## Task instructions
Gather up the lines that contain "резистентные".

## Extracted material
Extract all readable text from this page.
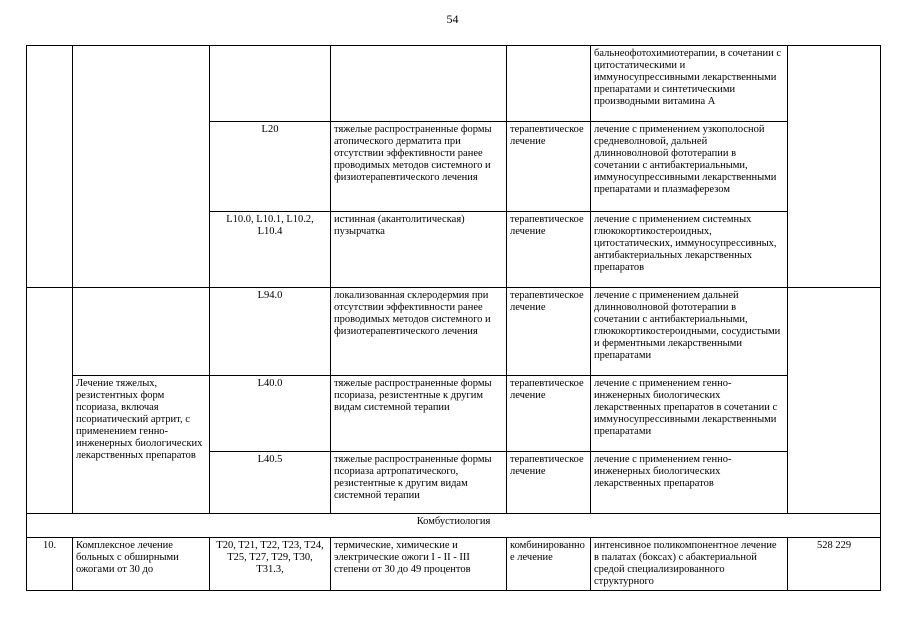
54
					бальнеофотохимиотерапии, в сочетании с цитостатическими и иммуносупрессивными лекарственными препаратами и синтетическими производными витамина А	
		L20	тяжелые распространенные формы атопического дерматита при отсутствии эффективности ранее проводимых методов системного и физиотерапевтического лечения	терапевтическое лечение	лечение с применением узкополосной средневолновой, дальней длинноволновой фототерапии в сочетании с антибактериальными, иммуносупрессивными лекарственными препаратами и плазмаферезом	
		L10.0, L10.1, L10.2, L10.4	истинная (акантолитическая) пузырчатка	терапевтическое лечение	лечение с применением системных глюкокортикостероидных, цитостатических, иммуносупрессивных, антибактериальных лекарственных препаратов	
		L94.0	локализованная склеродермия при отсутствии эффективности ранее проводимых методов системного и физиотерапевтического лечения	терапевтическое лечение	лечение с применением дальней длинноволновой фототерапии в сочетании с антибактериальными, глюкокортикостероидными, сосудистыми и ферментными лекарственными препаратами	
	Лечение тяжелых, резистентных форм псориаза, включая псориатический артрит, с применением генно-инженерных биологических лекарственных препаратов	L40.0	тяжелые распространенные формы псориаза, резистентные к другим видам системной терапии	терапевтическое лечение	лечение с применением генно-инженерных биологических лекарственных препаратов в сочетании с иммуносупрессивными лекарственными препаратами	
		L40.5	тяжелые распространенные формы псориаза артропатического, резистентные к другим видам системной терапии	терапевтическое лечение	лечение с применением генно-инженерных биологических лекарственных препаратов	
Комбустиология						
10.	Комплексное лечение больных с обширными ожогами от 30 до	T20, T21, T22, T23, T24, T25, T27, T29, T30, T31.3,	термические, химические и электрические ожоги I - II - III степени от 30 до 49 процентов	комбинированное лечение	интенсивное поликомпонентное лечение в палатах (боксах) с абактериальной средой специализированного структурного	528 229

==

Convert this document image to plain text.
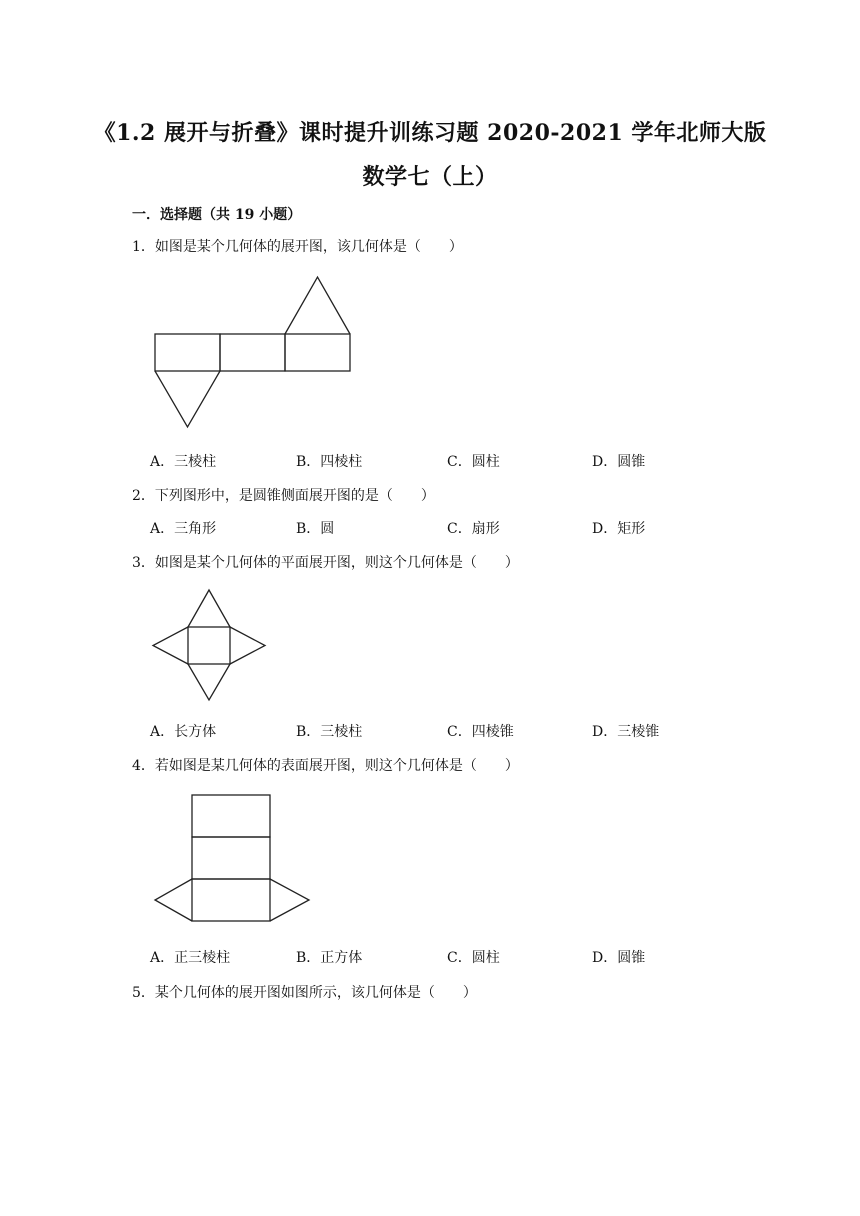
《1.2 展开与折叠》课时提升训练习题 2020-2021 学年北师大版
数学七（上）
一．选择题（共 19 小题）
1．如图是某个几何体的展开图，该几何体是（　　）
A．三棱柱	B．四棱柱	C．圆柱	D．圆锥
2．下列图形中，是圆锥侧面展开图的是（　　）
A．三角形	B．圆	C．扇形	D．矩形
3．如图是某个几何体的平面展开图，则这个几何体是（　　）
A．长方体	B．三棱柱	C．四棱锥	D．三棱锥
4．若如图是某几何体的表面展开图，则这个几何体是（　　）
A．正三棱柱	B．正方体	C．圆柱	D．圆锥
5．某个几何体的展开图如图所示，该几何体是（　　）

## Solution to this task
	Лечение тяжелых, резистентных форм псориаза, включая псориатический артрит, с применением генно-инженерных биологических лекарственных препаратов	L40.0	тяжелые распространенные формы псориаза, резистентные к другим видам системной терапии	терапевтическое лечение	лечение с применением генно-инженерных биологических лекарственных препаратов в сочетании с иммуносупрессивными лекарственными препаратами	
		L40.5	тяжелые распространенные формы псориаза артропатического, резистентные к другим видам системной терапии	терапевтическое лечение	лечение с применением генно-инженерных биологических лекарственных препаратов	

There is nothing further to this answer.